=== Exercise objective ===
Set down the data below without change, skipping the pictures it holds.

********

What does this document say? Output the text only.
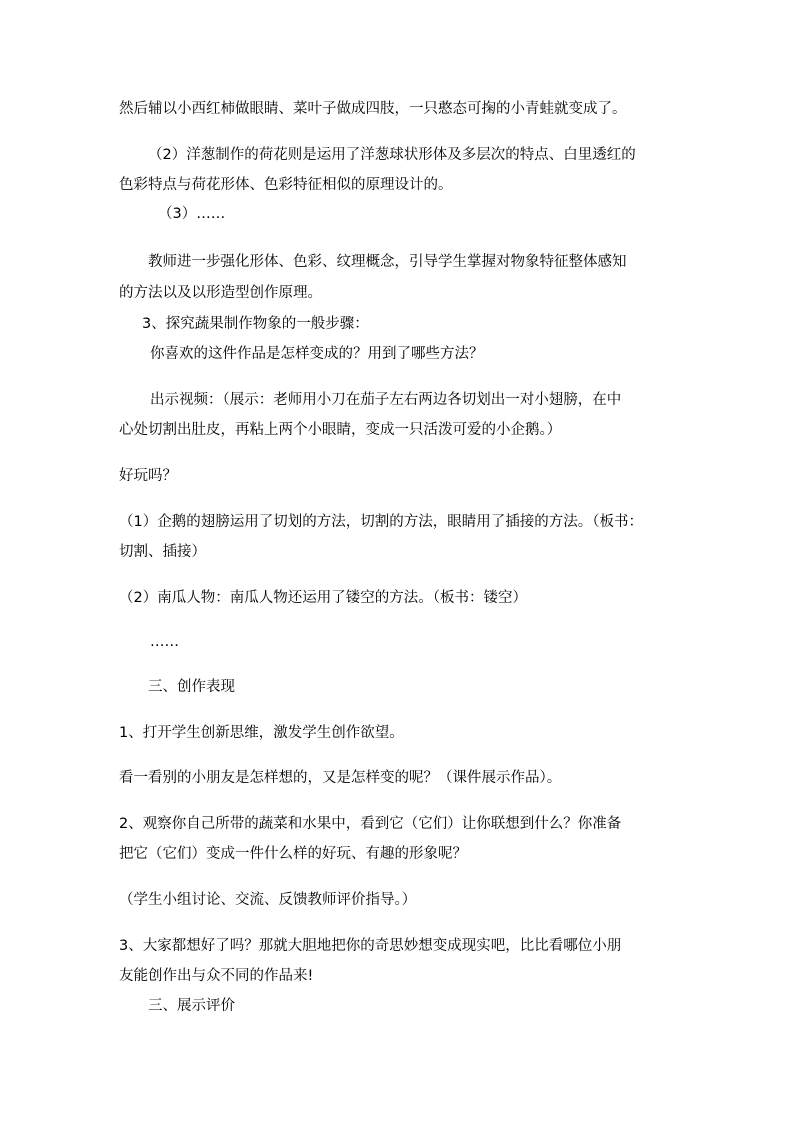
然后辅以小西红柿做眼睛、菜叶子做成四肢，一只憨态可掬的小青蛙就变成了。
（2）洋葱制作的荷花则是运用了洋葱球状形体及多层次的特点、白里透红的
色彩特点与荷花形体、色彩特征相似的原理设计的。
（3）……
教师进一步强化形体、色彩、纹理概念，引导学生掌握对物象特征整体感知
的方法以及以形造型创作原理。
3、探究蔬果制作物象的一般步骤：
你喜欢的这件作品是怎样变成的？用到了哪些方法？
出示视频：（展示：老师用小刀在茄子左右两边各切划出一对小翅膀，在中
心处切割出肚皮，再粘上两个小眼睛，变成一只活泼可爱的小企鹅。）
好玩吗？
（1）企鹅的翅膀运用了切划的方法，切割的方法，眼睛用了插接的方法。（板书：
切割、插接）
（2）南瓜人物：南瓜人物还运用了镂空的方法。（板书：镂空）
……
三、创作表现
1、打开学生创新思维，激发学生创作欲望。
看一看别的小朋友是怎样想的，又是怎样变的呢？（课件展示作品）。
2、观察你自己所带的蔬菜和水果中，看到它（它们）让你联想到什么？你准备
把它（它们）变成一件什么样的好玩、有趣的形象呢？
（学生小组讨论、交流、反馈教师评价指导。）
3、大家都想好了吗？那就大胆地把你的奇思妙想变成现实吧，比比看哪位小朋
友能创作出与众不同的作品来!
三、展示评价
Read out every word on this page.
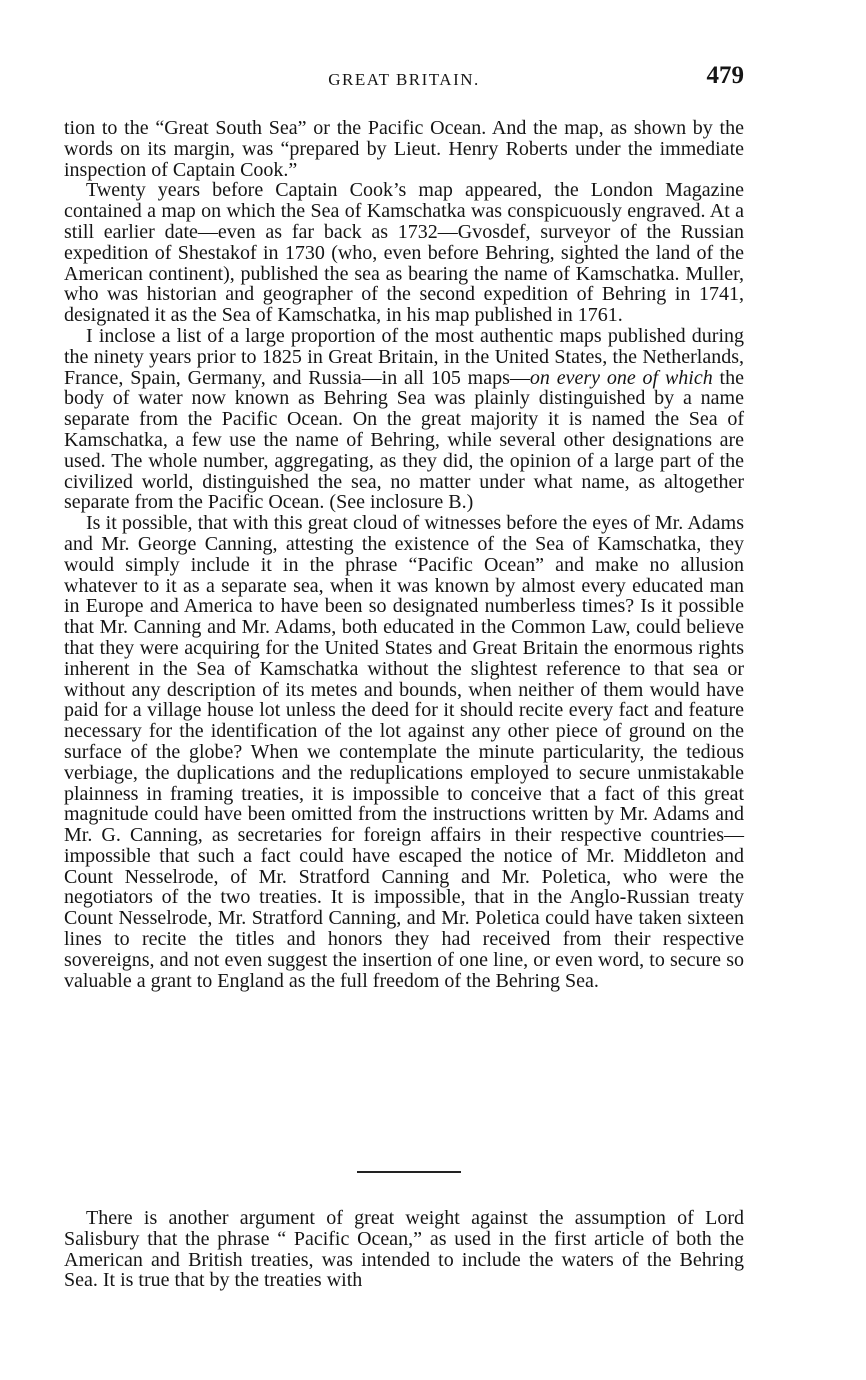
GREAT BRITAIN.	479

tion to the “Great South Sea” or the Pacific Ocean. And the map, as shown by the words on its margin, was “prepared by Lieut. Henry Roberts under the immediate inspection of Captain Cook.”

Twenty years before Captain Cook’s map appeared, the London Magazine contained a map on which the Sea of Kamschatka was conspicuously engraved. At a still earlier date—even as far back as 1732—Gvosdef, surveyor of the Russian expedition of Shestakof in 1730 (who, even before Behring, sighted the land of the American continent), published the sea as bearing the name of Kamschatka. Muller, who was historian and geographer of the second expedition of Behring in 1741, designated it as the Sea of Kamschatka, in his map published in 1761.

I inclose a list of a large proportion of the most authentic maps published during the ninety years prior to 1825 in Great Britain, in the United States, the Netherlands, France, Spain, Germany, and Russia—in all 105 maps—on every one of which the body of water now known as Behring Sea was plainly distinguished by a name separate from the Pacific Ocean. On the great majority it is named the Sea of Kamschatka, a few use the name of Behring, while several other designations are used. The whole number, aggregating, as they did, the opinion of a large part of the civilized world, distinguished the sea, no matter under what name, as altogether separate from the Pacific Ocean. (See inclosure B.)

Is it possible, that with this great cloud of witnesses before the eyes of Mr. Adams and Mr. George Canning, attesting the existence of the Sea of Kamschatka, they would simply include it in the phrase “Pacific Ocean” and make no allusion whatever to it as a separate sea, when it was known by almost every educated man in Europe and America to have been so designated numberless times? Is it possible that Mr. Canning and Mr. Adams, both educated in the Common Law, could believe that they were acquiring for the United States and Great Britain the enormous rights inherent in the Sea of Kamschatka without the slightest reference to that sea or without any description of its metes and bounds, when neither of them would have paid for a village house lot unless the deed for it should recite every fact and feature necessary for the identification of the lot against any other piece of ground on the surface of the globe? When we contemplate the minute particularity, the tedious verbiage, the duplications and the reduplications employed to secure unmistakable plainness in framing treaties, it is impossible to conceive that a fact of this great magnitude could have been omitted from the instructions written by Mr. Adams and Mr. G. Canning, as secretaries for foreign affairs in their respective countries—impossible that such a fact could have escaped the notice of Mr. Middleton and Count Nesselrode, of Mr. Stratford Canning and Mr. Poletica, who were the negotiators of the two treaties. It is impossible, that in the Anglo-Russian treaty Count Nesselrode, Mr. Stratford Canning, and Mr. Poletica could have taken sixteen lines to recite the titles and honors they had received from their respective sovereigns, and not even suggest the insertion of one line, or even word, to secure so valuable a grant to England as the full freedom of the Behring Sea.

There is another argument of great weight against the assumption of Lord Salisbury that the phrase “ Pacific Ocean,” as used in the first article of both the American and British treaties, was intended to include the waters of the Behring Sea. It is true that by the treaties with
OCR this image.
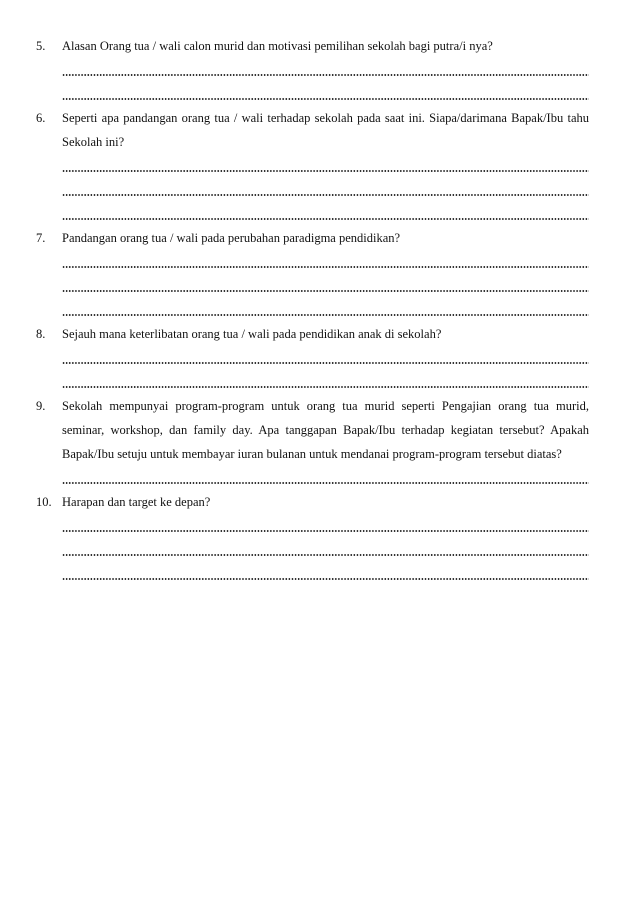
5. Alasan Orang tua / wali calon murid dan motivasi pemilihan sekolah bagi putra/i nya?
6. Seperti apa pandangan orang tua / wali terhadap sekolah pada saat ini. Siapa/darimana Bapak/Ibu tahu
Sekolah ini?
7. Pandangan orang tua / wali pada perubahan paradigma pendidikan?
8. Sejauh mana keterlibatan orang tua / wali pada pendidikan anak di sekolah?
9. Sekolah mempunyai program-program untuk orang tua murid seperti Pengajian orang tua murid,
seminar, workshop, dan family day. Apa tanggapan Bapak/Ibu terhadap kegiatan tersebut? Apakah
Bapak/Ibu setuju untuk membayar iuran bulanan untuk mendanai program-program tersebut diatas?
10. Harapan dan target ke depan?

********

=== Answer in full ===
What does this document say? Output the text only.
然后辅以小西红柿做眼睛、菜叶子做成四肢，一只憨态可掬的小青蛙就变成了。
（2）洋葱制作的荷花则是运用了洋葱球状形体及多层次的特点、白里透红的
色彩特点与荷花形体、色彩特征相似的原理设计的。
（3）……
教师进一步强化形体、色彩、纹理概念，引导学生掌握对物象特征整体感知
的方法以及以形造型创作原理。
3、探究蔬果制作物象的一般步骤：
你喜欢的这件作品是怎样变成的？用到了哪些方法？
出示视频：（展示：老师用小刀在茄子左右两边各切划出一对小翅膀，在中
心处切割出肚皮，再粘上两个小眼睛，变成一只活泼可爱的小企鹅。）
好玩吗？
（1）企鹅的翅膀运用了切划的方法，切割的方法，眼睛用了插接的方法。（板书：
切割、插接）
（2）南瓜人物：南瓜人物还运用了镂空的方法。（板书：镂空）
……
三、创作表现
1、打开学生创新思维，激发学生创作欲望。
看一看别的小朋友是怎样想的，又是怎样变的呢？（课件展示作品）。
2、观察你自己所带的蔬菜和水果中，看到它（它们）让你联想到什么？你准备
把它（它们）变成一件什么样的好玩、有趣的形象呢？
（学生小组讨论、交流、反馈教师评价指导。）
3、大家都想好了吗？那就大胆地把你的奇思妙想变成现实吧，比比看哪位小朋
友能创作出与众不同的作品来!
三、展示评价
Read out every word on this page.
GREAT BRITAIN.	479

tion to the “Great South Sea” or the Pacific Ocean. And the map, as shown by the words on its margin, was “prepared by Lieut. Henry Roberts under the immediate inspection of Captain Cook.”

Twenty years before Captain Cook’s map appeared, the London Magazine contained a map on which the Sea of Kamschatka was conspicuously engraved. At a still earlier date—even as far back as 1732—Gvosdef, surveyor of the Russian expedition of Shestakof in 1730 (who, even before Behring, sighted the land of the American continent), published the sea as bearing the name of Kamschatka. Muller, who was historian and geographer of the second expedition of Behring in 1741, designated it as the Sea of Kamschatka, in his map published in 1761.

I inclose a list of a large proportion of the most authentic maps published during the ninety years prior to 1825 in Great Britain, in the United States, the Netherlands, France, Spain, Germany, and Russia—in all 105 maps—on every one of which the body of water now known as Behring Sea was plainly distinguished by a name separate from the Pacific Ocean. On the great majority it is named the Sea of Kamschatka, a few use the name of Behring, while several other designations are used. The whole number, aggregating, as they did, the opinion of a large part of the civilized world, distinguished the sea, no matter under what name, as altogether separate from the Pacific Ocean. (See inclosure B.)

Is it possible, that with this great cloud of witnesses before the eyes of Mr. Adams and Mr. George Canning, attesting the existence of the Sea of Kamschatka, they would simply include it in the phrase “Pacific Ocean” and make no allusion whatever to it as a separate sea, when it was known by almost every educated man in Europe and America to have been so designated numberless times? Is it possible that Mr. Canning and Mr. Adams, both educated in the Common Law, could believe that they were acquiring for the United States and Great Britain the enormous rights inherent in the Sea of Kamschatka without the slightest reference to that sea or without any description of its metes and bounds, when neither of them would have paid for a village house lot unless the deed for it should recite every fact and feature necessary for the identification of the lot against any other piece of ground on the surface of the globe? When we contemplate the minute particularity, the tedious verbiage, the duplications and the reduplications employed to secure unmistakable plainness in framing treaties, it is impossible to conceive that a fact of this great magnitude could have been omitted from the instructions written by Mr. Adams and Mr. G. Canning, as secretaries for foreign affairs in their respective countries—impossible that such a fact could have escaped the notice of Mr. Middleton and Count Nesselrode, of Mr. Stratford Canning and Mr. Poletica, who were the negotiators of the two treaties. It is impossible, that in the Anglo-Russian treaty Count Nesselrode, Mr. Stratford Canning, and Mr. Poletica could have taken sixteen lines to recite the titles and honors they had received from their respective sovereigns, and not even suggest the insertion of one line, or even word, to secure so valuable a grant to England as the full freedom of the Behring Sea.

There is another argument of great weight against the assumption of Lord Salisbury that the phrase “ Pacific Ocean,” as used in the first article of both the American and British treaties, was intended to include the waters of the Behring Sea. It is true that by the treaties with
OCR this image.
5. Alasan Orang tua / wali calon murid dan motivasi pemilihan sekolah bagi putra/i nya?
6. Seperti apa pandangan orang tua / wali terhadap sekolah pada saat ini. Siapa/darimana Bapak/Ibu tahu
Sekolah ini?
7. Pandangan orang tua / wali pada perubahan paradigma pendidikan?
8. Sejauh mana keterlibatan orang tua / wali pada pendidikan anak di sekolah?
9. Sekolah mempunyai program-program untuk orang tua murid seperti Pengajian orang tua murid,
seminar, workshop, dan family day. Apa tanggapan Bapak/Ibu terhadap kegiatan tersebut? Apakah
Bapak/Ibu setuju untuk membayar iuran bulanan untuk mendanai program-program tersebut diatas?
10. Harapan dan target ke depan?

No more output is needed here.